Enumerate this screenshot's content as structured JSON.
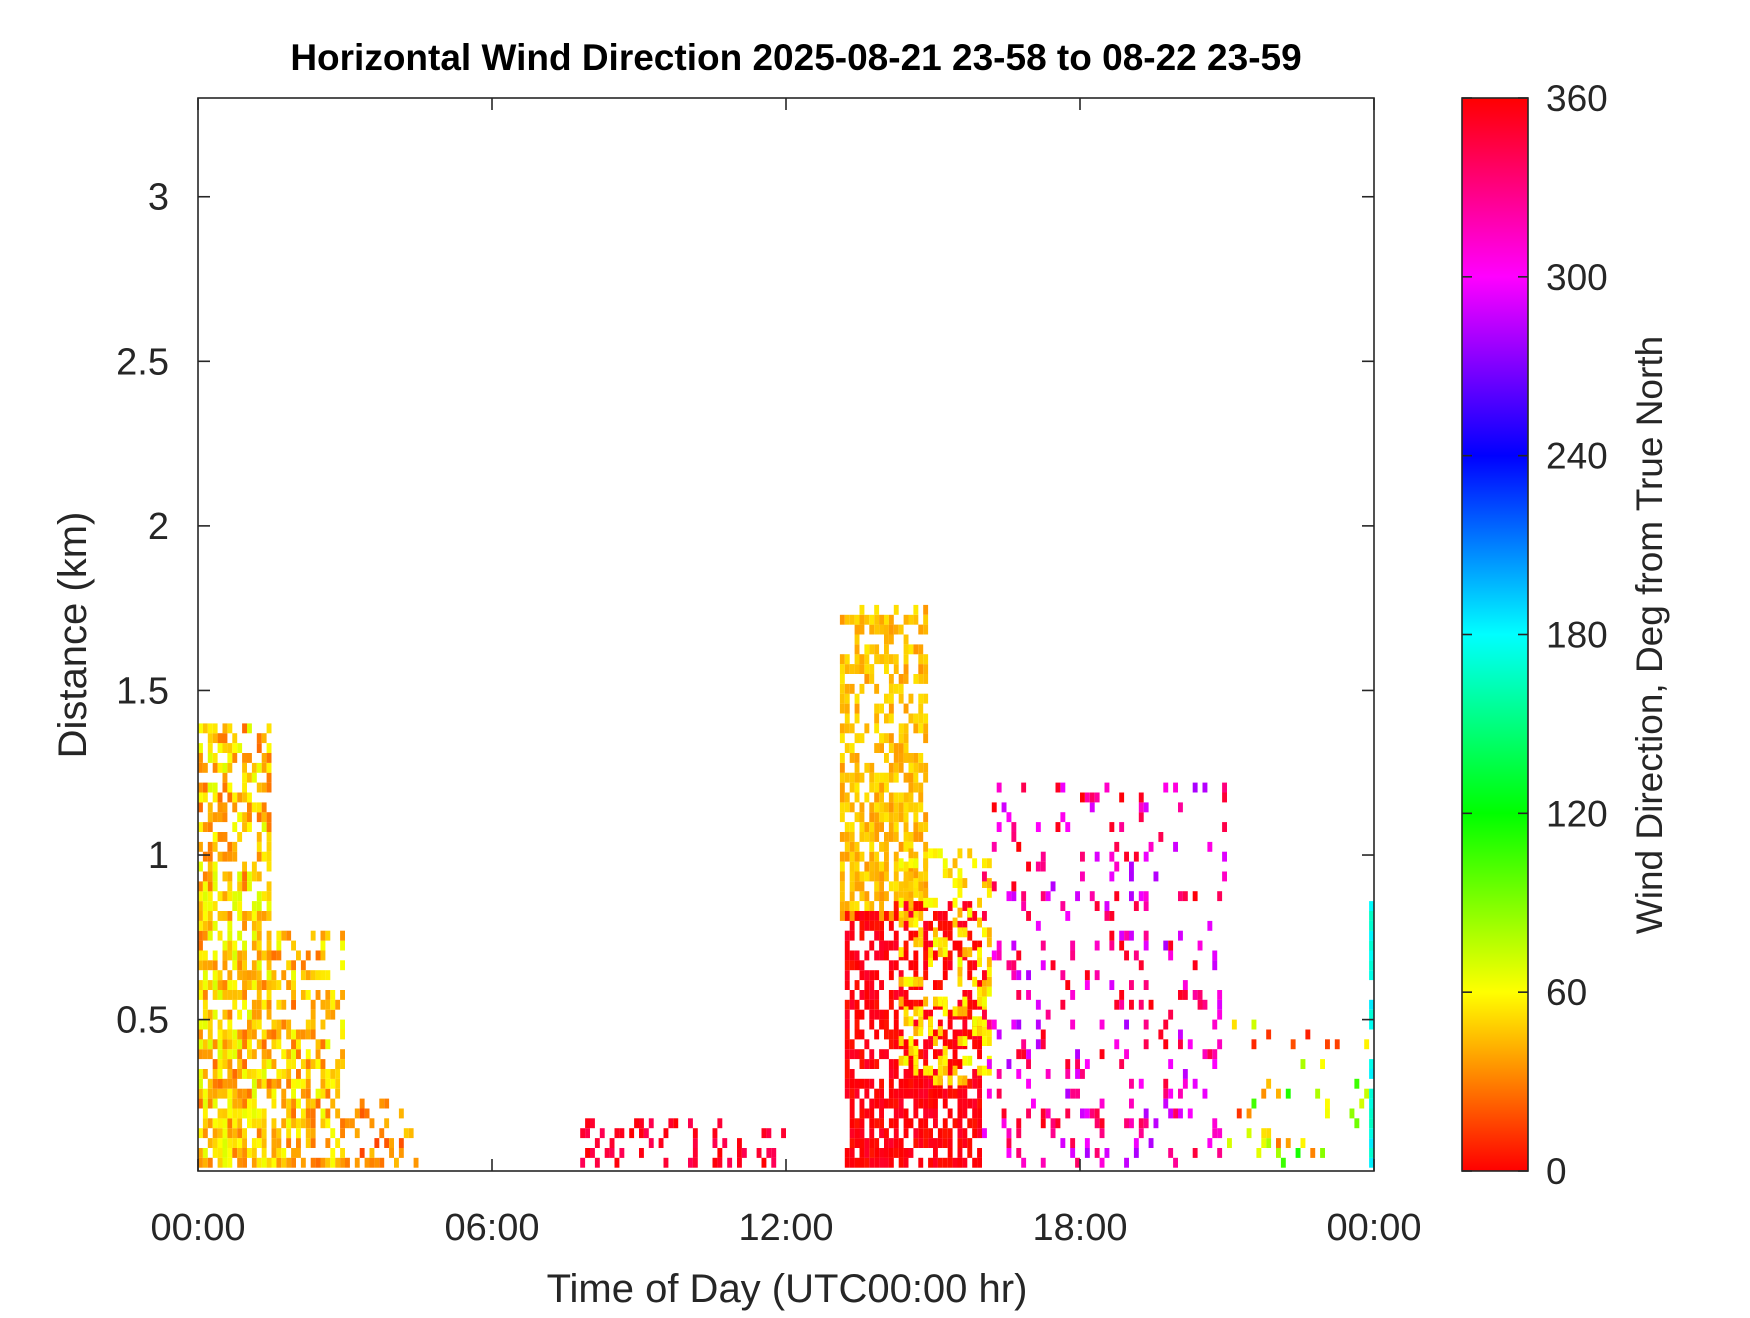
{
  "chart_data": {
    "type": "heatmap",
    "title": "Horizontal Wind Direction 2025-08-21 23-58 to 08-22 23-59",
    "xlabel": "Time of Day (UTC00:00 hr)",
    "ylabel": "Distance (km)",
    "colorbar_label": "Wind Direction, Deg from True North",
    "x_ticks": [
      "00:00",
      "06:00",
      "12:00",
      "18:00",
      "00:00"
    ],
    "x_tick_hours": [
      0,
      6,
      12,
      18,
      24
    ],
    "xlim_hours": [
      0,
      24
    ],
    "y_ticks": [
      "0.5",
      "1",
      "1.5",
      "2",
      "2.5",
      "3"
    ],
    "y_tick_values": [
      0.5,
      1,
      1.5,
      2,
      2.5,
      3
    ],
    "ylim_km": [
      0.04,
      3.3
    ],
    "colorbar_ticks": [
      "0",
      "60",
      "120",
      "180",
      "240",
      "300",
      "360"
    ],
    "colorbar_tick_values": [
      0,
      60,
      120,
      180,
      240,
      300,
      360
    ],
    "clim": [
      0,
      360
    ],
    "colormap": [
      "#ff0000",
      "#ffff00",
      "#00ff00",
      "#00ffff",
      "#0000ff",
      "#ff00ff",
      "#ff0000"
    ],
    "grid": false,
    "regions": [
      {
        "hour_start": 0.0,
        "hour_end": 1.5,
        "dist_min_km": 0.05,
        "dist_max_km": 1.4,
        "dir_min": 25,
        "dir_max": 70,
        "density": 0.85
      },
      {
        "hour_start": 1.5,
        "hour_end": 3.0,
        "dist_min_km": 0.05,
        "dist_max_km": 0.75,
        "dir_min": 25,
        "dir_max": 65,
        "density": 0.65
      },
      {
        "hour_start": 3.0,
        "hour_end": 4.5,
        "dist_min_km": 0.05,
        "dist_max_km": 0.25,
        "dir_min": 15,
        "dir_max": 50,
        "density": 0.35
      },
      {
        "hour_start": 7.8,
        "hour_end": 12.0,
        "dist_min_km": 0.05,
        "dist_max_km": 0.2,
        "dir_min": 340,
        "dir_max": 360,
        "density": 0.4
      },
      {
        "hour_start": 13.1,
        "hour_end": 14.9,
        "dist_min_km": 0.8,
        "dist_max_km": 1.75,
        "dir_min": 35,
        "dir_max": 55,
        "density": 0.8
      },
      {
        "hour_start": 13.2,
        "hour_end": 16.0,
        "dist_min_km": 0.05,
        "dist_max_km": 0.85,
        "dir_min": 350,
        "dir_max": 365,
        "density": 0.75
      },
      {
        "hour_start": 14.3,
        "hour_end": 16.2,
        "dist_min_km": 0.3,
        "dist_max_km": 1.0,
        "dir_min": 40,
        "dir_max": 65,
        "density": 0.45
      },
      {
        "hour_start": 16.0,
        "hour_end": 21.0,
        "dist_min_km": 0.05,
        "dist_max_km": 1.2,
        "dir_min": 280,
        "dir_max": 360,
        "density": 0.18
      },
      {
        "hour_start": 21.0,
        "hour_end": 24.0,
        "dist_min_km": 0.05,
        "dist_max_km": 0.5,
        "dir_min": 0,
        "dir_max": 120,
        "density": 0.1
      },
      {
        "hour_start": 23.9,
        "hour_end": 24.0,
        "dist_min_km": 0.05,
        "dist_max_km": 0.85,
        "dir_min": 165,
        "dir_max": 185,
        "density": 0.8
      }
    ]
  }
}
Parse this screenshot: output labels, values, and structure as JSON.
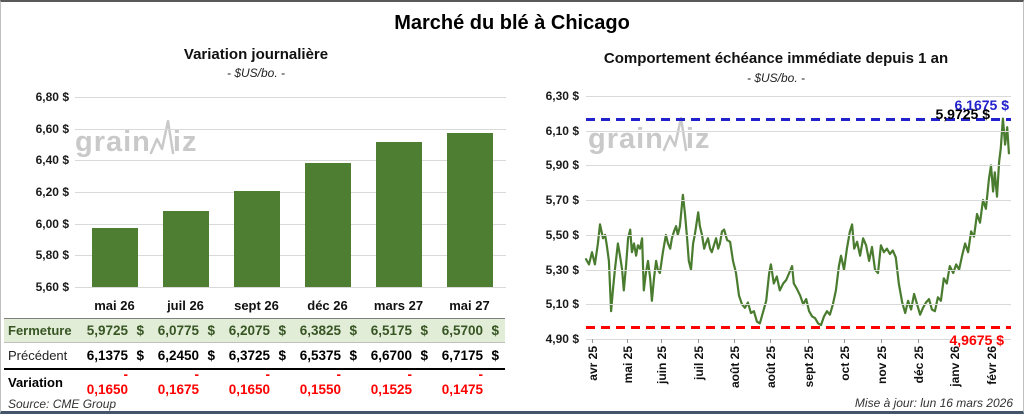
{
  "page": {
    "title": "Marché du blé à Chicago",
    "source": "Source: CME Group",
    "updated": "Mise à jour: lun 16 mars 2026",
    "watermark": "grainwiz"
  },
  "colors": {
    "bar_green": "#4e7e31",
    "line_green": "#4a7c2f",
    "table_green_bg": "#e2edd8",
    "dark_green_text": "#375623",
    "variation_red": "#ff0000",
    "blue_dash": "#2222cc",
    "red_dash": "#ff0000",
    "gridline": "#d9d9d9",
    "watermark_gray": "#c9c9c9"
  },
  "chart_data": [
    {
      "type": "bar",
      "title": "Variation journalière",
      "subtitle": "- $US/bo. -",
      "categories": [
        "mai 26",
        "juil 26",
        "sept 26",
        "déc 26",
        "mars 27",
        "mai 27"
      ],
      "values": [
        5.9725,
        6.0775,
        6.2075,
        6.3825,
        6.5175,
        6.57
      ],
      "ylim": [
        5.6,
        6.8
      ],
      "y_ticks": [
        {
          "v": 6.8,
          "label": "6,80 $"
        },
        {
          "v": 6.6,
          "label": "6,60 $"
        },
        {
          "v": 6.4,
          "label": "6,40 $"
        },
        {
          "v": 6.2,
          "label": "6,20 $"
        },
        {
          "v": 6.0,
          "label": "6,00 $"
        },
        {
          "v": 5.8,
          "label": "5,80 $"
        },
        {
          "v": 5.6,
          "label": "5,60 $"
        }
      ],
      "grid": true,
      "legend": "none"
    },
    {
      "type": "line",
      "title": "Comportement échéance immédiate depuis 1 an",
      "subtitle": "- $US/bo. -",
      "ylim": [
        4.9,
        6.3
      ],
      "y_ticks": [
        {
          "v": 6.3,
          "label": "6,30 $"
        },
        {
          "v": 6.1,
          "label": "6,10 $"
        },
        {
          "v": 5.9,
          "label": "5,90 $"
        },
        {
          "v": 5.7,
          "label": "5,70 $"
        },
        {
          "v": 5.5,
          "label": "5,50 $"
        },
        {
          "v": 5.3,
          "label": "5,30 $"
        },
        {
          "v": 5.1,
          "label": "5,10 $"
        },
        {
          "v": 4.9,
          "label": "4,90 $"
        }
      ],
      "x_ticks": [
        {
          "t": 0.014,
          "label": "avr 25"
        },
        {
          "t": 0.096,
          "label": "mai 25"
        },
        {
          "t": 0.176,
          "label": "juin 25"
        },
        {
          "t": 0.264,
          "label": "juil 25"
        },
        {
          "t": 0.348,
          "label": "août 25"
        },
        {
          "t": 0.433,
          "label": "août 25"
        },
        {
          "t": 0.522,
          "label": "sept 25"
        },
        {
          "t": 0.607,
          "label": "oct 25"
        },
        {
          "t": 0.694,
          "label": "nov 25"
        },
        {
          "t": 0.781,
          "label": "déc 25"
        },
        {
          "t": 0.866,
          "label": "janv 26"
        },
        {
          "t": 0.953,
          "label": "févr 26"
        }
      ],
      "hlines": [
        {
          "v": 6.1675,
          "label": "6,1675 $",
          "color": "#2222cc",
          "style": "dashed"
        },
        {
          "v": 4.9675,
          "label": "4,9675 $",
          "color": "#ff0000",
          "style": "dashed"
        }
      ],
      "last_price_label": "5,9725 $",
      "series": [
        {
          "name": "échéance immédiate",
          "points": [
            [
              0.0,
              5.36
            ],
            [
              0.007,
              5.33
            ],
            [
              0.014,
              5.4
            ],
            [
              0.021,
              5.33
            ],
            [
              0.028,
              5.45
            ],
            [
              0.033,
              5.56
            ],
            [
              0.04,
              5.48
            ],
            [
              0.045,
              5.5
            ],
            [
              0.049,
              5.44
            ],
            [
              0.054,
              5.35
            ],
            [
              0.059,
              5.06
            ],
            [
              0.064,
              5.2
            ],
            [
              0.068,
              5.3
            ],
            [
              0.075,
              5.45
            ],
            [
              0.08,
              5.38
            ],
            [
              0.085,
              5.3
            ],
            [
              0.089,
              5.18
            ],
            [
              0.094,
              5.32
            ],
            [
              0.099,
              5.48
            ],
            [
              0.104,
              5.53
            ],
            [
              0.108,
              5.4
            ],
            [
              0.113,
              5.45
            ],
            [
              0.118,
              5.38
            ],
            [
              0.122,
              5.44
            ],
            [
              0.127,
              5.42
            ],
            [
              0.132,
              5.48
            ],
            [
              0.136,
              5.18
            ],
            [
              0.141,
              5.28
            ],
            [
              0.146,
              5.35
            ],
            [
              0.151,
              5.25
            ],
            [
              0.155,
              5.12
            ],
            [
              0.16,
              5.25
            ],
            [
              0.165,
              5.35
            ],
            [
              0.169,
              5.3
            ],
            [
              0.174,
              5.28
            ],
            [
              0.181,
              5.4
            ],
            [
              0.188,
              5.5
            ],
            [
              0.193,
              5.45
            ],
            [
              0.198,
              5.42
            ],
            [
              0.202,
              5.48
            ],
            [
              0.207,
              5.52
            ],
            [
              0.212,
              5.55
            ],
            [
              0.216,
              5.5
            ],
            [
              0.221,
              5.55
            ],
            [
              0.228,
              5.73
            ],
            [
              0.233,
              5.62
            ],
            [
              0.238,
              5.48
            ],
            [
              0.242,
              5.35
            ],
            [
              0.247,
              5.3
            ],
            [
              0.252,
              5.45
            ],
            [
              0.256,
              5.5
            ],
            [
              0.264,
              5.63
            ],
            [
              0.268,
              5.55
            ],
            [
              0.273,
              5.5
            ],
            [
              0.278,
              5.42
            ],
            [
              0.282,
              5.45
            ],
            [
              0.287,
              5.48
            ],
            [
              0.292,
              5.42
            ],
            [
              0.296,
              5.4
            ],
            [
              0.301,
              5.44
            ],
            [
              0.306,
              5.48
            ],
            [
              0.311,
              5.42
            ],
            [
              0.315,
              5.45
            ],
            [
              0.32,
              5.52
            ],
            [
              0.325,
              5.53
            ],
            [
              0.332,
              5.47
            ],
            [
              0.339,
              5.46
            ],
            [
              0.346,
              5.35
            ],
            [
              0.353,
              5.28
            ],
            [
              0.36,
              5.15
            ],
            [
              0.367,
              5.1
            ],
            [
              0.374,
              5.08
            ],
            [
              0.381,
              5.11
            ],
            [
              0.388,
              5.05
            ],
            [
              0.395,
              5.06
            ],
            [
              0.402,
              5.0
            ],
            [
              0.409,
              4.99
            ],
            [
              0.416,
              5.05
            ],
            [
              0.424,
              5.12
            ],
            [
              0.431,
              5.28
            ],
            [
              0.435,
              5.33
            ],
            [
              0.442,
              5.22
            ],
            [
              0.449,
              5.26
            ],
            [
              0.456,
              5.18
            ],
            [
              0.464,
              5.22
            ],
            [
              0.471,
              5.24
            ],
            [
              0.478,
              5.28
            ],
            [
              0.485,
              5.32
            ],
            [
              0.489,
              5.22
            ],
            [
              0.496,
              5.19
            ],
            [
              0.504,
              5.15
            ],
            [
              0.511,
              5.1
            ],
            [
              0.518,
              5.13
            ],
            [
              0.525,
              5.06
            ],
            [
              0.532,
              5.03
            ],
            [
              0.539,
              5.02
            ],
            [
              0.546,
              4.99
            ],
            [
              0.553,
              4.98
            ],
            [
              0.56,
              5.03
            ],
            [
              0.567,
              5.06
            ],
            [
              0.574,
              5.04
            ],
            [
              0.581,
              5.1
            ],
            [
              0.588,
              5.18
            ],
            [
              0.595,
              5.32
            ],
            [
              0.6,
              5.38
            ],
            [
              0.607,
              5.3
            ],
            [
              0.614,
              5.42
            ],
            [
              0.621,
              5.52
            ],
            [
              0.626,
              5.56
            ],
            [
              0.631,
              5.42
            ],
            [
              0.638,
              5.46
            ],
            [
              0.645,
              5.38
            ],
            [
              0.652,
              5.48
            ],
            [
              0.659,
              5.44
            ],
            [
              0.666,
              5.35
            ],
            [
              0.673,
              5.43
            ],
            [
              0.68,
              5.3
            ],
            [
              0.687,
              5.28
            ],
            [
              0.694,
              5.44
            ],
            [
              0.701,
              5.4
            ],
            [
              0.708,
              5.42
            ],
            [
              0.715,
              5.39
            ],
            [
              0.722,
              5.41
            ],
            [
              0.729,
              5.37
            ],
            [
              0.736,
              5.22
            ],
            [
              0.744,
              5.11
            ],
            [
              0.751,
              5.05
            ],
            [
              0.758,
              5.12
            ],
            [
              0.765,
              5.07
            ],
            [
              0.772,
              5.16
            ],
            [
              0.779,
              5.1
            ],
            [
              0.786,
              5.04
            ],
            [
              0.793,
              5.08
            ],
            [
              0.8,
              5.11
            ],
            [
              0.807,
              5.13
            ],
            [
              0.814,
              5.07
            ],
            [
              0.821,
              5.06
            ],
            [
              0.828,
              5.14
            ],
            [
              0.835,
              5.12
            ],
            [
              0.842,
              5.25
            ],
            [
              0.849,
              5.22
            ],
            [
              0.856,
              5.32
            ],
            [
              0.864,
              5.28
            ],
            [
              0.871,
              5.33
            ],
            [
              0.878,
              5.3
            ],
            [
              0.885,
              5.38
            ],
            [
              0.892,
              5.45
            ],
            [
              0.899,
              5.4
            ],
            [
              0.906,
              5.52
            ],
            [
              0.913,
              5.49
            ],
            [
              0.92,
              5.62
            ],
            [
              0.927,
              5.57
            ],
            [
              0.934,
              5.7
            ],
            [
              0.941,
              5.65
            ],
            [
              0.948,
              5.82
            ],
            [
              0.953,
              5.9
            ],
            [
              0.958,
              5.75
            ],
            [
              0.962,
              5.86
            ],
            [
              0.967,
              5.72
            ],
            [
              0.972,
              5.92
            ],
            [
              0.976,
              6.0
            ],
            [
              0.981,
              6.17
            ],
            [
              0.986,
              6.02
            ],
            [
              0.991,
              6.12
            ],
            [
              0.995,
              5.97
            ]
          ]
        }
      ],
      "legend": "none",
      "grid": true
    }
  ],
  "table": {
    "columns": [
      "mai 26",
      "juil 26",
      "sept 26",
      "déc 26",
      "mars 27",
      "mai 27"
    ],
    "rows": [
      {
        "label": "Fermeture",
        "style": "close",
        "values": [
          "5,9725 $",
          "6,0775 $",
          "6,2075 $",
          "6,3825 $",
          "6,5175 $",
          "6,5700 $"
        ]
      },
      {
        "label": "Précédent",
        "style": "prev",
        "values": [
          "6,1375 $",
          "6,2450 $",
          "6,3725 $",
          "6,5375 $",
          "6,6700 $",
          "6,7175 $"
        ]
      },
      {
        "label": "Variation",
        "style": "var",
        "values": [
          "- 0,1650",
          "- 0,1675",
          "- 0,1650",
          "- 0,1550",
          "- 0,1525",
          "- 0,1475"
        ]
      }
    ]
  }
}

---

__Task__:
For the data above, state how many lines contain "this"; the number is the whole answer.

__The reply__:
2